ARTICLE =
%%

[Date Prev][Date Next][Thread Prev][][Date Index][Thread Index]

Another approach to improve w3m-doenload


I tried the following two dowmload commands several times and
realized w3m is neither notably slower nor faster than wget.
The main factor that affects the speed would be how the net is
crowded at that time.

$ time w3m -no-cookie -o follow_redirection=0 -o user_agent='Emacs-w3m/1.4.632 w3m/0.5.3+git20190105' -o accept_language=ja,en -dump_extra https://ftp.gnu.org/pub/gnu/emacs/emacs-26.1.tar.xz| sed '1,/^$/d'> emacs-26.1.tar.xz

$ time wget https://ftp.gnu.org/pub/gnu/emacs/emacs-26.1.tar.xz

However, w3m-download (not Boruch Baum's wget version) is very
slow especially when downloading a big file as you all know.
IIUC, the cause of it is to take time to fetch data, that w3m
already buffered, into an Emacs buffer little by little.
Whereas, visiting file's contents similar in size into a buffer
is fast.  Even when the data are still being gotten to a buffer,
the download has already been completed in w3m, and the progress
indicator that w3m issues (because of the -dump_extra option)[1]
designates that it is so, so the indicator is useless at all.

One way to make it fast would be to download data directly to
a file, not a buffer.  There is neither a cache nor a progress
indicator, but who is bothered?  Even if download fails, there
should be no way to help it (if it is not due to an emacs-w3m
bug) other than retrying it.  The attached patch may be still
somewhat incomplete but works.

[1] Though it is not a main cause of the w3m-download slowness,
`w3m -dump_extra' issues too much amount of progress indicators
like this:

W3m-in-progress: 0/42.2Mb
[... 344,980-line ...]
W3m-in-progress: 42.2/42.2Mb
--- w3m.el~	2019-03-01 01:33:04.939158800 +0000
+++ w3m.el	2019-03-22 08:12:39.291856300 +0000
@@ -6075,49 +6075,51 @@
       (message "A url is required")
       (sit-for 1)))
-  (unless filename
+  (if filename
+      (when (file-exists-p filename)
+	(if (file-directory-p filename)
+	    (error "File(%s) is a directory" filename)
+	  (delete-file filename)))
     (let ((basename (file-name-nondirectory (w3m-url-strip-query url))))
       (when (string-match "^[\t ]*$" basename)
 	(when (string-match "^[\t ]*$"
 			    (setq basename (file-name-nondirectory url)))
 	  (setq basename "index.html")))
-      (setq filename
-	    (w3m-read-file-name (format "Download %s to: " url)
-				w3m-default-save-directory basename))))
+      (while (not filename)
+	(setq filename
+	      (w3m-read-file-name (format "Download %s to: " url)

%%

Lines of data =
%%

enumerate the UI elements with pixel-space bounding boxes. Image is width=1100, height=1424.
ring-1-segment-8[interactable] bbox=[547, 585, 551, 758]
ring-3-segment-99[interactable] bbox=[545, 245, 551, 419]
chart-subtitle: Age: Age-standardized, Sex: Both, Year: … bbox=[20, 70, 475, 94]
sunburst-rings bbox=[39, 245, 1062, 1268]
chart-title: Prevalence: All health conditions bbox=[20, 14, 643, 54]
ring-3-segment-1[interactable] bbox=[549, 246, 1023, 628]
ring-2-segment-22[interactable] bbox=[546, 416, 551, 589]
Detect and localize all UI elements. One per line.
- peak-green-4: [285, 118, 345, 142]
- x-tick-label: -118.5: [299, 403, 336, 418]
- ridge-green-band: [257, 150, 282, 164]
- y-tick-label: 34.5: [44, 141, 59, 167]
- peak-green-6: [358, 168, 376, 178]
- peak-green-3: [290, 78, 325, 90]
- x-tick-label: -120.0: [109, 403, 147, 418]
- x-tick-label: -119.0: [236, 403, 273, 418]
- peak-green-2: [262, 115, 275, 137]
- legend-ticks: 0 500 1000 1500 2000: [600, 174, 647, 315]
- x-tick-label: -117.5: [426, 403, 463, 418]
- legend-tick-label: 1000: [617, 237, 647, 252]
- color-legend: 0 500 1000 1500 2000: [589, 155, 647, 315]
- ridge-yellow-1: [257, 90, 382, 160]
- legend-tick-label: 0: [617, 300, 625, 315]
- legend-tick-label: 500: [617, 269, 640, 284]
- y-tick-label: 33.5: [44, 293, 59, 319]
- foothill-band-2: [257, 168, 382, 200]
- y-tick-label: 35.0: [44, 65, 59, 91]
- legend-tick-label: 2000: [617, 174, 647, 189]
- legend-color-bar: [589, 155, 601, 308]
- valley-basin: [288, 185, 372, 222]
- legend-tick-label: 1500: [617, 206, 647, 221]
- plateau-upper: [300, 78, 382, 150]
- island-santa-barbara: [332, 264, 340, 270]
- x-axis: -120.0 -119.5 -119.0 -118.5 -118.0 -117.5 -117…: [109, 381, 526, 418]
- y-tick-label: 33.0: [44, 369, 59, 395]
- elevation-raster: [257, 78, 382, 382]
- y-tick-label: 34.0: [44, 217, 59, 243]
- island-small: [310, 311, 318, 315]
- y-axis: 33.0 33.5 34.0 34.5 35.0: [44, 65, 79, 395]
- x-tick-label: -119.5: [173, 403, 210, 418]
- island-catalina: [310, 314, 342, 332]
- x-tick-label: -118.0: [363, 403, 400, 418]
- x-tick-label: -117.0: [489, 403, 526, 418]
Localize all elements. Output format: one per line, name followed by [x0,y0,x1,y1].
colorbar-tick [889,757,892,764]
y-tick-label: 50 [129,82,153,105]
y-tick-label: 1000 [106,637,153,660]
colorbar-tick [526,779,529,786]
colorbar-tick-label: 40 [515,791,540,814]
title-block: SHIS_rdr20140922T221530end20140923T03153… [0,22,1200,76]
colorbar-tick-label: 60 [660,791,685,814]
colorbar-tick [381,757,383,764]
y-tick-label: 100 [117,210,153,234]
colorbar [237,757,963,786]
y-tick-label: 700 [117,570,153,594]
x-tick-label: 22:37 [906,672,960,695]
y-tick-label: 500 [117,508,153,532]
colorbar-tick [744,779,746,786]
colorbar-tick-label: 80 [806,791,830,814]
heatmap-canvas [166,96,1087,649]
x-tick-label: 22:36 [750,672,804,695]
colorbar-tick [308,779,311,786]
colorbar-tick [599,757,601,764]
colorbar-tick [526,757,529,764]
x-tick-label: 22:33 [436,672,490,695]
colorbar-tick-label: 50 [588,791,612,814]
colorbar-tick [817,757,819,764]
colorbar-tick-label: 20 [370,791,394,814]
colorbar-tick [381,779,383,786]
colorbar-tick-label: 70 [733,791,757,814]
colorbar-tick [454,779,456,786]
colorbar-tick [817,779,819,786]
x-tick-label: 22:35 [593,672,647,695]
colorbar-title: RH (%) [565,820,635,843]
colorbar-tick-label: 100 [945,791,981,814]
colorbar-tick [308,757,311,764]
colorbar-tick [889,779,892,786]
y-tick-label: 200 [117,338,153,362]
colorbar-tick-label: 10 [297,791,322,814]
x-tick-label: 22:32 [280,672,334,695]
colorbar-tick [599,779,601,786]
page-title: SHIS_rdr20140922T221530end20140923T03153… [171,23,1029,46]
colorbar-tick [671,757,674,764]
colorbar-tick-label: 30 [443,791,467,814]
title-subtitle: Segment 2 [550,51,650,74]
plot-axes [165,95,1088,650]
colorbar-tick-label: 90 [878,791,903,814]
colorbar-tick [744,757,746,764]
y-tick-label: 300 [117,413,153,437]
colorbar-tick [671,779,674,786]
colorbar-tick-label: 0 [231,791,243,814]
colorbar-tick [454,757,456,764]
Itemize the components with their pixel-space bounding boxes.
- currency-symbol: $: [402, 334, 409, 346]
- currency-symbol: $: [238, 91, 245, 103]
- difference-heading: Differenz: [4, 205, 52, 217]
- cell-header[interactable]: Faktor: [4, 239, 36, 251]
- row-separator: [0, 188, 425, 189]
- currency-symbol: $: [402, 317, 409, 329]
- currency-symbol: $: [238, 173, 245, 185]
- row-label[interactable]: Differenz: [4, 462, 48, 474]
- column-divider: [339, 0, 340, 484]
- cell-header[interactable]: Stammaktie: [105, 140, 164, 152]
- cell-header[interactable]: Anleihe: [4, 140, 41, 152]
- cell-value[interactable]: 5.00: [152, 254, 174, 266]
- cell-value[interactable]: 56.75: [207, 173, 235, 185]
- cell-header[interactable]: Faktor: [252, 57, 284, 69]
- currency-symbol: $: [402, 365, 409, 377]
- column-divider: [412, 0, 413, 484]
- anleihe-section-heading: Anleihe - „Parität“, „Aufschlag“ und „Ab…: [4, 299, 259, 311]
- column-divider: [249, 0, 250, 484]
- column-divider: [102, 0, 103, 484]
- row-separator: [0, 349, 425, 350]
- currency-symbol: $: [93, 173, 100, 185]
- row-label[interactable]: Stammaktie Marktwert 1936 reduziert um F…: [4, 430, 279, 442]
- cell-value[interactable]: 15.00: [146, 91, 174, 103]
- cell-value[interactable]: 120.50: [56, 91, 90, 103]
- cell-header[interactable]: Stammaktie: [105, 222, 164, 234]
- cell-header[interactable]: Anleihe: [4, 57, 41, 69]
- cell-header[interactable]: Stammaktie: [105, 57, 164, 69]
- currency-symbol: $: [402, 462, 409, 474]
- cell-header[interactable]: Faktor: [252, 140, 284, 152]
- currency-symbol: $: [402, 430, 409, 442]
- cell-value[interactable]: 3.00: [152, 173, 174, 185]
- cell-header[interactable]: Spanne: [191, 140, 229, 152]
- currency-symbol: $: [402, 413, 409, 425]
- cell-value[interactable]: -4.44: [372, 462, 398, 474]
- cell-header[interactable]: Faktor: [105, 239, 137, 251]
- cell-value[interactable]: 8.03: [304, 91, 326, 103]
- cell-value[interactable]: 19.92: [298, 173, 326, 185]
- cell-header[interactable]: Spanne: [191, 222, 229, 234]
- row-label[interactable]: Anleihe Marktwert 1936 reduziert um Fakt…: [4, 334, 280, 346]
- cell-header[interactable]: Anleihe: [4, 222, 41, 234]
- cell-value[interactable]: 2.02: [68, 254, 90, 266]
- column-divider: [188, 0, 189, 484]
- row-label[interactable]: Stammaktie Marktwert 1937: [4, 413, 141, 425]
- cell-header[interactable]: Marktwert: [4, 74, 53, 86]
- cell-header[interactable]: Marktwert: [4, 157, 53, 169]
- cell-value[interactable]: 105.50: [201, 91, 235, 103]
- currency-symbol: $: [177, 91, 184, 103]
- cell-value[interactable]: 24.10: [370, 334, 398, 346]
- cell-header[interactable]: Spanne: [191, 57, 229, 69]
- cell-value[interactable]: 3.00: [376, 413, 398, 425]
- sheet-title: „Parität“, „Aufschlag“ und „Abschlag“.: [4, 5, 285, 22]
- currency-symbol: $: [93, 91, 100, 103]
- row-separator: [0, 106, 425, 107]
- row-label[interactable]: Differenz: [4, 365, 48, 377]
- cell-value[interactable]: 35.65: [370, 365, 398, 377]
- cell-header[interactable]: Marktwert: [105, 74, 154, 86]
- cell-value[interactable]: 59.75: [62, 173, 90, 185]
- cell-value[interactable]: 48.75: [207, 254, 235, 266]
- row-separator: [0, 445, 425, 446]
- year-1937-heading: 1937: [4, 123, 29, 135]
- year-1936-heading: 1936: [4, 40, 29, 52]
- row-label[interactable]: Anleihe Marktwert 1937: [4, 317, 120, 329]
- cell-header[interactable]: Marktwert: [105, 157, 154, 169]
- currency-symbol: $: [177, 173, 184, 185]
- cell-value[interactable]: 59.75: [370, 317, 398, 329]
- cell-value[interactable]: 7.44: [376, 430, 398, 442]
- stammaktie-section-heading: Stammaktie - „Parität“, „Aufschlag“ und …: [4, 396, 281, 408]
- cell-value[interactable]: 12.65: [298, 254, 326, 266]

%%

GIVEN TASK = Reproduce word for word the part of the w3m-download message above from "Another approach to" to "faster than wget.".

TASK RESPONSE =
Another approach to improve w3m-doenload


I tried the following two dowmload commands several times and
realized w3m is neither notably slower nor faster than wget.